Go through each line of the records below and count those with the word "xlabel". Give only the count.

• [ENTRIES PROVIDED]
┄┄┄┄┄┄┄┄┄┄┄┄┄┄┄┄┄┄┄┄
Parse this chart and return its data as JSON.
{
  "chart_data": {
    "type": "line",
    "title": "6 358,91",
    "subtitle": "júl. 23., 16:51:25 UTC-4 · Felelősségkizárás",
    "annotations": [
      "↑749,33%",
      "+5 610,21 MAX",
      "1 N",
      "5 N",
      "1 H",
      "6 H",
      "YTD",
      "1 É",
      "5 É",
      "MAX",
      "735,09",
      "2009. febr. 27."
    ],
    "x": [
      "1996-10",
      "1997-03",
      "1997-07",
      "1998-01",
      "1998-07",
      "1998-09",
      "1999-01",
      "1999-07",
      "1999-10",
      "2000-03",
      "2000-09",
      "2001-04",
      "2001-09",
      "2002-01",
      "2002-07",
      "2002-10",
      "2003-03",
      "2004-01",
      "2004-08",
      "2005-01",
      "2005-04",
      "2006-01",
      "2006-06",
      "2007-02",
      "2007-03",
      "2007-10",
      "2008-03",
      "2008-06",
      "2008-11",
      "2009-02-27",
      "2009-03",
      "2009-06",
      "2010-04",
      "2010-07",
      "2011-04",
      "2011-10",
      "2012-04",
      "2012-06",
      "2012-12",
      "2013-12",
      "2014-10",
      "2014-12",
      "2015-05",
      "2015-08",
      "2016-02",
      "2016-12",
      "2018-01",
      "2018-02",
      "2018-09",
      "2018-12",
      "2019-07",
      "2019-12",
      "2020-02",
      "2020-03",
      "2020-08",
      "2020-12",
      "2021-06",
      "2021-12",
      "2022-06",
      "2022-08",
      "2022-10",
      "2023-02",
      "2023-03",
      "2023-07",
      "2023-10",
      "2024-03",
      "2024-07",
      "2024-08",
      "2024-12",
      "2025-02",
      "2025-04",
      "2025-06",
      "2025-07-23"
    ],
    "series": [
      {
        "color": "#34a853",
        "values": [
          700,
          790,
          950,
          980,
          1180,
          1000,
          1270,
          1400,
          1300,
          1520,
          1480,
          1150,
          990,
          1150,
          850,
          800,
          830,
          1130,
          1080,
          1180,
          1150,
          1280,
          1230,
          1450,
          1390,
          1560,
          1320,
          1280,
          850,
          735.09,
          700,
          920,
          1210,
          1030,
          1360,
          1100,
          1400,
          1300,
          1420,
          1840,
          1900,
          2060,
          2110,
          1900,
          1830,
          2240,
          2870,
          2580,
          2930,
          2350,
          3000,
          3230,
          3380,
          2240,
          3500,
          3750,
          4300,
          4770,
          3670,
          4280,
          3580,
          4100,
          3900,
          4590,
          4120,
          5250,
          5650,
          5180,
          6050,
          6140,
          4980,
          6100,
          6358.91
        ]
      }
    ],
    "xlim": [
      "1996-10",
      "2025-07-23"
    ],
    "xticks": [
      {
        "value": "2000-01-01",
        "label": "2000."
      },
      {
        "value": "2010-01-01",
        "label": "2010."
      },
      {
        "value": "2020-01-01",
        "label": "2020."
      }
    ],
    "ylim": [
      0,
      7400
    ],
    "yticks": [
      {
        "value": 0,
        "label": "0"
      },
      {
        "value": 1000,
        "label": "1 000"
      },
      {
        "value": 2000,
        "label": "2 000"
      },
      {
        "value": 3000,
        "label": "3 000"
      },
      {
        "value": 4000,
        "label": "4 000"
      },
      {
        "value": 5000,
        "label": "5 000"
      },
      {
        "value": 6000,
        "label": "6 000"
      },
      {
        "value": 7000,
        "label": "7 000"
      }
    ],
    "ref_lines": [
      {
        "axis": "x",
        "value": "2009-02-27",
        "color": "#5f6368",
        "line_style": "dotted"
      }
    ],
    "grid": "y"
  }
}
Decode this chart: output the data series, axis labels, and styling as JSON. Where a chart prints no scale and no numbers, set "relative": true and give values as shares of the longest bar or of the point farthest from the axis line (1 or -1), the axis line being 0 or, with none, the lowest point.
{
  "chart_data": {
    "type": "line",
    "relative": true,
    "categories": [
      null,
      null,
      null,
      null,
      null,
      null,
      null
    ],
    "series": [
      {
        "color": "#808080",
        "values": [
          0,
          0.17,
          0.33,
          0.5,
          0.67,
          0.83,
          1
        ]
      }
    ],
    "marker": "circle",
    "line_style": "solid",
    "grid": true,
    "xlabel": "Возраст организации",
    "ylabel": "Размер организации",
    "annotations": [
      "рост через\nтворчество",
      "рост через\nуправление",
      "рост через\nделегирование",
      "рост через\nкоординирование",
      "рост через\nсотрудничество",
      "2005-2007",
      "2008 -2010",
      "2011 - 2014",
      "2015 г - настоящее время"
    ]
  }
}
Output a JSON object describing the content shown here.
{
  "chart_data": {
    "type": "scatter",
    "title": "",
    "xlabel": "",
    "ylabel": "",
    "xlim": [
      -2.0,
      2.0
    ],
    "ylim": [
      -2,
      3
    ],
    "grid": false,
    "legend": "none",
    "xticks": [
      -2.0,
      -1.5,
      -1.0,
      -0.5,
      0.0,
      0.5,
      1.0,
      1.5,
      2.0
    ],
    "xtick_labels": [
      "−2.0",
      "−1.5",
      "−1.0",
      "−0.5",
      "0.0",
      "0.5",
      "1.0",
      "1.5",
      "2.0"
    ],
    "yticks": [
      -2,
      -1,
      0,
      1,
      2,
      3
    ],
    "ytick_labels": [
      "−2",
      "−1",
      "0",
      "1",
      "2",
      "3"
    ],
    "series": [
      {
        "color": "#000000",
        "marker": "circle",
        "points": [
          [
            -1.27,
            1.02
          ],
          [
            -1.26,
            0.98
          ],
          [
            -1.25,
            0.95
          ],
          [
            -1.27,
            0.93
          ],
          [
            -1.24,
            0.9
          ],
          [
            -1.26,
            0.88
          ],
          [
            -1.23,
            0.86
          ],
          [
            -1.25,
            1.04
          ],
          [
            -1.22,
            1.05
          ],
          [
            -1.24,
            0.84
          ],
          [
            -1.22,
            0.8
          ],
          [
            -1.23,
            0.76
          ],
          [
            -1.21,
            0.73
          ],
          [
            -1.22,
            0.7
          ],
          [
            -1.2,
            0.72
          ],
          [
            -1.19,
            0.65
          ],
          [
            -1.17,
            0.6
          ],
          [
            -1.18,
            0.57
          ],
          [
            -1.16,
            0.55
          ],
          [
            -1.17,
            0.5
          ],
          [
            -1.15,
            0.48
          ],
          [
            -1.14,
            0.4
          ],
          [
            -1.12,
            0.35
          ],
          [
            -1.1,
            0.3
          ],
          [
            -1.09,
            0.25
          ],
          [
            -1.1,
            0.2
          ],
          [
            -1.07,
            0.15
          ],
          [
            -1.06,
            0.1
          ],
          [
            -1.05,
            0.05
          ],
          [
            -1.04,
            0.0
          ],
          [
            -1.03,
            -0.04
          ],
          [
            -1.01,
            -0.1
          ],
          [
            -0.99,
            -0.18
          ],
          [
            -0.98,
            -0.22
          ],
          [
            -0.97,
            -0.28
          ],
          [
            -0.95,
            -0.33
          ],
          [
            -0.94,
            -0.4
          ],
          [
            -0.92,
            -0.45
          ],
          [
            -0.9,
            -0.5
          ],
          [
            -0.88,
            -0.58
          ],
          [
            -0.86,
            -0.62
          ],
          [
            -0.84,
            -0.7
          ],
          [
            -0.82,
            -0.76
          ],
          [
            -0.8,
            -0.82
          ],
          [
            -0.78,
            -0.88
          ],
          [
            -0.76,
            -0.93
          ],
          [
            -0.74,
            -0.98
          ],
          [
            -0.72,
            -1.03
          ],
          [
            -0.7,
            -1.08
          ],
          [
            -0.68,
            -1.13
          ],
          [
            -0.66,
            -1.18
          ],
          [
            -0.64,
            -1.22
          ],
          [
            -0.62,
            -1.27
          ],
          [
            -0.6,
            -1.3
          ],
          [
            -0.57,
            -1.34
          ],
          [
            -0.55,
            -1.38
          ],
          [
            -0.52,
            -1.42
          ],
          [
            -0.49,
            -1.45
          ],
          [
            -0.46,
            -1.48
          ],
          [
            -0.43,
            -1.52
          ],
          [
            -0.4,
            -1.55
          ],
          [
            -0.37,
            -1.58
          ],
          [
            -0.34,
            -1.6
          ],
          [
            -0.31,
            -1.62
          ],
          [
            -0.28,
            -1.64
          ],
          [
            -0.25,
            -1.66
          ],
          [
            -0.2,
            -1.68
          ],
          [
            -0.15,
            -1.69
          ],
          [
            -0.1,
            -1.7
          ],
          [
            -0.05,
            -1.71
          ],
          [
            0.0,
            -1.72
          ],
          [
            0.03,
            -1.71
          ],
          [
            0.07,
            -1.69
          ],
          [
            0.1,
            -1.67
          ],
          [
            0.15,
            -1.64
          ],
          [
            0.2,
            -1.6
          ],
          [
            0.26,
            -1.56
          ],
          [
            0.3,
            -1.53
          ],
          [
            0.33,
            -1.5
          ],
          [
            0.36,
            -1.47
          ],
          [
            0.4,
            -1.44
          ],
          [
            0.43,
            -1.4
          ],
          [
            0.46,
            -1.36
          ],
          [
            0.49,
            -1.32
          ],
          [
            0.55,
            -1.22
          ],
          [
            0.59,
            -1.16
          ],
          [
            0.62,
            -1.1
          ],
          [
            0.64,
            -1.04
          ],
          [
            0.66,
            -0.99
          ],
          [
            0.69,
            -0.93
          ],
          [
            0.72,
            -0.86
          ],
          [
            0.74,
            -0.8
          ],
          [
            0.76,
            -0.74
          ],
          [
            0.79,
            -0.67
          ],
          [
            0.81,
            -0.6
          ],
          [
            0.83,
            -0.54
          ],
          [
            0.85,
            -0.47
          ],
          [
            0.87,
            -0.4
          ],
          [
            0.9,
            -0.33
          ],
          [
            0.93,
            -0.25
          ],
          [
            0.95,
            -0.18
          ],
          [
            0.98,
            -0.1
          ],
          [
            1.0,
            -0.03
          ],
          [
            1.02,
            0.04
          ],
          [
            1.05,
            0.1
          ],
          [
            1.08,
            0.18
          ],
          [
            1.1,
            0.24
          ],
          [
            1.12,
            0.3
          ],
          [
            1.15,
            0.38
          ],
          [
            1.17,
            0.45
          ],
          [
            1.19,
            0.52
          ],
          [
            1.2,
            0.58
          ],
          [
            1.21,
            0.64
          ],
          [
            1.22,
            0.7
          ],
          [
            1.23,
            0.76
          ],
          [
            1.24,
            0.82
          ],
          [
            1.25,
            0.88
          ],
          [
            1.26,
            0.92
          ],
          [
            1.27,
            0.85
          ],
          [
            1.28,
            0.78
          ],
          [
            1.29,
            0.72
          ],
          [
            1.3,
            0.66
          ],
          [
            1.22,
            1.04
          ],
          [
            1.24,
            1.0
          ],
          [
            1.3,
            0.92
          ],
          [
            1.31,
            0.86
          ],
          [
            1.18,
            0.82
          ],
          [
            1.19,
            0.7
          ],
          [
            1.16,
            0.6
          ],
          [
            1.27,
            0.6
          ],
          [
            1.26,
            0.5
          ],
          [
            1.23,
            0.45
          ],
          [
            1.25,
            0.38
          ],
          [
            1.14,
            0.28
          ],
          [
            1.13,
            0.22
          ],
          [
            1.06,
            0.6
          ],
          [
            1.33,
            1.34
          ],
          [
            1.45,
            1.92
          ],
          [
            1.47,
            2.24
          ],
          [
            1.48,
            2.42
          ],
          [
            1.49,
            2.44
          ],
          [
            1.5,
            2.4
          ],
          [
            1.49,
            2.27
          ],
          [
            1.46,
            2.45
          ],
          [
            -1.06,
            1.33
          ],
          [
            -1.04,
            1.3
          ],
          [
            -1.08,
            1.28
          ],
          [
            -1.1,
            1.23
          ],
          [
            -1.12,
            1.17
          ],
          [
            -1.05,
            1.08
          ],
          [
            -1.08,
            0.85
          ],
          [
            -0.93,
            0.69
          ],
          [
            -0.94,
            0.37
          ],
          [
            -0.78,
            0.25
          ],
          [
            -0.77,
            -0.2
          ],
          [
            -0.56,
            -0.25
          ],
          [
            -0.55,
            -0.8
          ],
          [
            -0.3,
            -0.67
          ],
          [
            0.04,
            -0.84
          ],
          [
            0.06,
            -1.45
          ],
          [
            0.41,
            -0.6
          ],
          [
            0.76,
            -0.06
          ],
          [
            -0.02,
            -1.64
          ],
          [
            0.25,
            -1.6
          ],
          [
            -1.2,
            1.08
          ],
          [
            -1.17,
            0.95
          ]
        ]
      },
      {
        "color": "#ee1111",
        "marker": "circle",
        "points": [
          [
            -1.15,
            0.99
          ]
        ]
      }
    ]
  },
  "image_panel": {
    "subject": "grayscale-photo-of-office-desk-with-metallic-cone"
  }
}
┄┄┄┄┄┄┄┄┄┄┄┄┄┄┄┄┄┄┄┄
• [EXERCISE SOLUTION] 2